> _WHAT TO DO_: Look below. Copy each line that has "icon" in it.

> _DATA FOR THIS TASK_:
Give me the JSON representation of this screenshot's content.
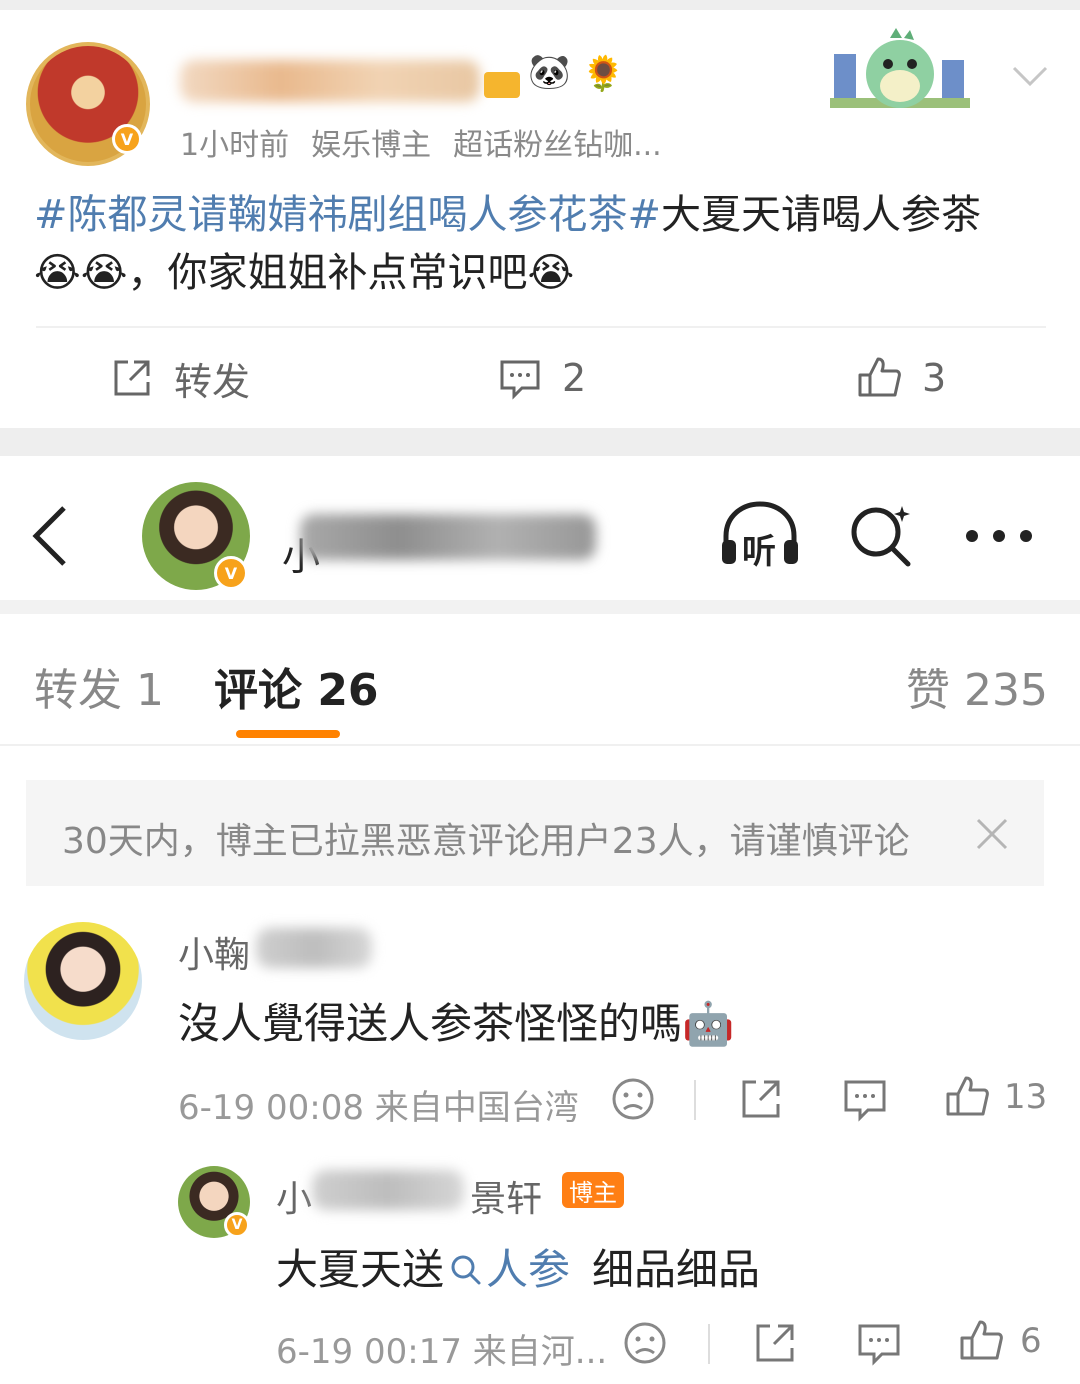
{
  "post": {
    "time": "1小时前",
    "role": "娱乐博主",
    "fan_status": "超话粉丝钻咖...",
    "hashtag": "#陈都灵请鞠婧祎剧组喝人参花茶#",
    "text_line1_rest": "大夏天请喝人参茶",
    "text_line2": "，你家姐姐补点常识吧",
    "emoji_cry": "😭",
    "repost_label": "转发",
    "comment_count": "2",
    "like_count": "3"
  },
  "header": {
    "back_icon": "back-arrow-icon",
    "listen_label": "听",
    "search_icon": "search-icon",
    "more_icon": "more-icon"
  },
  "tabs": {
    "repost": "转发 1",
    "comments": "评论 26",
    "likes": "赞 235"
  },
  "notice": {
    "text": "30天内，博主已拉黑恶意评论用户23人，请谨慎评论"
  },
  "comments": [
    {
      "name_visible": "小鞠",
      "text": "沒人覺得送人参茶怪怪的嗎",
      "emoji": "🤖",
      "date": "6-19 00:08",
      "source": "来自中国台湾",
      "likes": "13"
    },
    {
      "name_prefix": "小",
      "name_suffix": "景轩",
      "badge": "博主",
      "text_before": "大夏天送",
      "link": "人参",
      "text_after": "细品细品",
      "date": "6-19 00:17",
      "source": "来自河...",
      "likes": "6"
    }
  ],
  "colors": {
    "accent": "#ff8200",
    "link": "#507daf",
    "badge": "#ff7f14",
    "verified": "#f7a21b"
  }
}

> _TASK RESPONSE_:
    "back_icon": "back-arrow-icon",
    "search_icon": "search-icon",
    "more_icon": "more-icon"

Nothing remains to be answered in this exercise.